>> BEGIN

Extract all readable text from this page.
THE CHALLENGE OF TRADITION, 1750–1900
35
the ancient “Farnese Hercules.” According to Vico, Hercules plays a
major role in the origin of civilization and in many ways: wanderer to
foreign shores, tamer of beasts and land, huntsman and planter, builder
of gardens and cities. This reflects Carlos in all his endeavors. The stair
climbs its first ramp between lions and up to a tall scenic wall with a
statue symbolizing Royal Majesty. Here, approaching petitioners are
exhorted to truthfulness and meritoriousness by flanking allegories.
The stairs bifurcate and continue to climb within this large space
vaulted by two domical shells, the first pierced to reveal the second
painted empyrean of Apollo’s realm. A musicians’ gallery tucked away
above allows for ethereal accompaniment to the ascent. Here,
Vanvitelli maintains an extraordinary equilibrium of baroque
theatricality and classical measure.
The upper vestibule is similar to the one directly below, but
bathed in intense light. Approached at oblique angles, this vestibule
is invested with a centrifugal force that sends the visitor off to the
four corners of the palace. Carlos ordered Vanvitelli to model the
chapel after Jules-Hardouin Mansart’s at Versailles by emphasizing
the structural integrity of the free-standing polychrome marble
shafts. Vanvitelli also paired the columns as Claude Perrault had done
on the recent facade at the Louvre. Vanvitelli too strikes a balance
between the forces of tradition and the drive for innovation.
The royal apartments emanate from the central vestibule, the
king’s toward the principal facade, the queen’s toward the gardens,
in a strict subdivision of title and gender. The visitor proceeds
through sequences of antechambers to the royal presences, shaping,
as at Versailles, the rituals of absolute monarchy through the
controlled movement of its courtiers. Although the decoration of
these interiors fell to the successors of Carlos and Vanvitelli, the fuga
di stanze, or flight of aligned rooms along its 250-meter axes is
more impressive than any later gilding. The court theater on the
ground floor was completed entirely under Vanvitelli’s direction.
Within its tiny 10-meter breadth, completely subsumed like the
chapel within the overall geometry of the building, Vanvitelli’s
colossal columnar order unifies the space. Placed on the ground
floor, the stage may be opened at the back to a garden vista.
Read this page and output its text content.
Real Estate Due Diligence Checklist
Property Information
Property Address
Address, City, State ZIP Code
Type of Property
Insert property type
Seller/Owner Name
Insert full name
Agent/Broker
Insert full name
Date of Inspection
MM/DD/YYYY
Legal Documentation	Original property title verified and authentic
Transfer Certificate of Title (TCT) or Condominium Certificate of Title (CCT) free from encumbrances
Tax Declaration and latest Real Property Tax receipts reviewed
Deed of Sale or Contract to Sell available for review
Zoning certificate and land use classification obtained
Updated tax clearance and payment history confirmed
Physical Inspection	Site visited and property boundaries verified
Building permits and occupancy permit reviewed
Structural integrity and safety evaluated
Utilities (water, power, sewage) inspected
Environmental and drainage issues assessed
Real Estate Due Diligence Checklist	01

>> END

TASK TO COMPLETE: Tell how many lines of the data include the word "floor", and nothing else.

PROBLEM SOLUTION: 2